WHAT THE TASK ASKS: Give back the entries exactly as they read, leaving each image out.

WORKING DATA:
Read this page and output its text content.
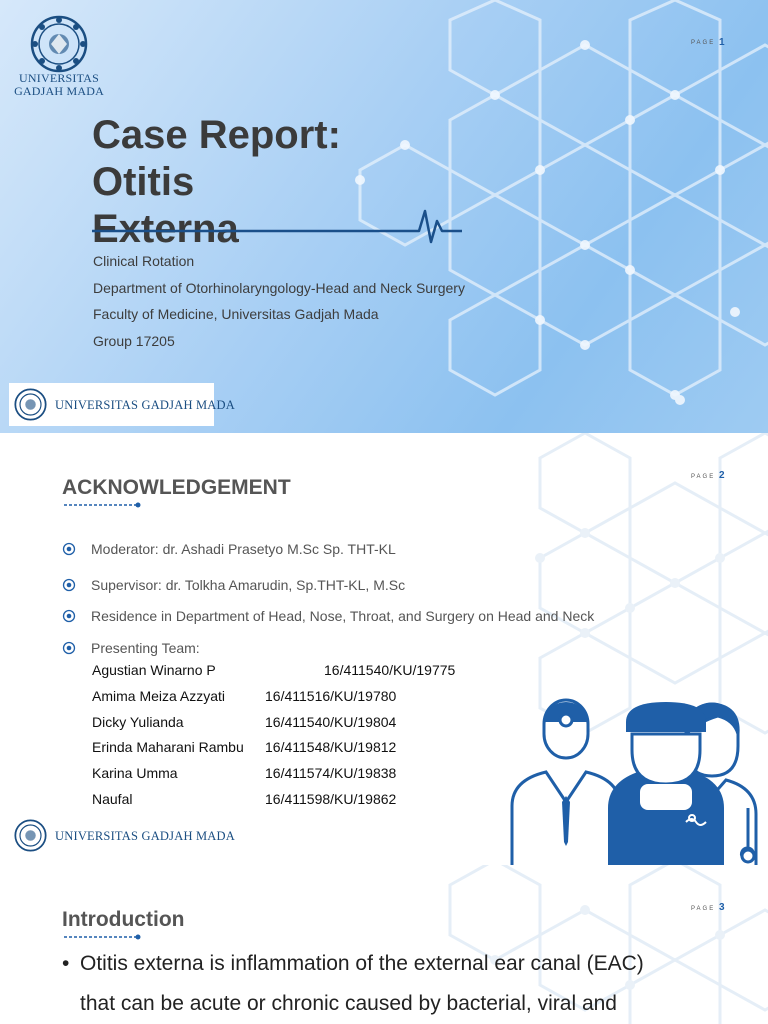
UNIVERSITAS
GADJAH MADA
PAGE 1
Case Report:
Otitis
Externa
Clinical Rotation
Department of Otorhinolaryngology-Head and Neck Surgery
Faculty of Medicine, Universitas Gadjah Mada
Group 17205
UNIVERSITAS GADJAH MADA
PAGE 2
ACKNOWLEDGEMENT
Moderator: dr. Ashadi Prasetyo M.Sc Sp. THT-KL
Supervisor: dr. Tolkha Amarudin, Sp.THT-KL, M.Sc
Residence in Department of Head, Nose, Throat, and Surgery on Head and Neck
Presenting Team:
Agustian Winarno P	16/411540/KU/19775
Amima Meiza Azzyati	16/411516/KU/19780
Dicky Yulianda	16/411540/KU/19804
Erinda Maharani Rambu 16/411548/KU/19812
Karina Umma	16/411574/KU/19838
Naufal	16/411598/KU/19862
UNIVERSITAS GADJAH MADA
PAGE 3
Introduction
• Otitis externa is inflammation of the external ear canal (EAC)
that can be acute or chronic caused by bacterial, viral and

FINAL ANSWER:
Read this page and output its text content.
UNIVERSITAS
GADJAH MADA
PAGE 1
Case Report:
Otitis
Externa
Clinical Rotation
Department of Otorhinolaryngology-Head and Neck Surgery
Faculty of Medicine, Universitas Gadjah Mada
Group 17205
UNIVERSITAS GADJAH MADA
PAGE 2
ACKNOWLEDGEMENT
Moderator: dr. Ashadi Prasetyo M.Sc Sp. THT-KL
Supervisor: dr. Tolkha Amarudin, Sp.THT-KL, M.Sc
Residence in Department of Head, Nose, Throat, and Surgery on Head and Neck
Presenting Team:
Agustian Winarno P	16/411540/KU/19775
Amima Meiza Azzyati	16/411516/KU/19780
Dicky Yulianda	16/411540/KU/19804
Erinda Maharani Rambu 16/411548/KU/19812
Karina Umma	16/411574/KU/19838
Naufal	16/411598/KU/19862
UNIVERSITAS GADJAH MADA
PAGE 3
Introduction
• Otitis externa is inflammation of the external ear canal (EAC)
that can be acute or chronic caused by bacterial, viral and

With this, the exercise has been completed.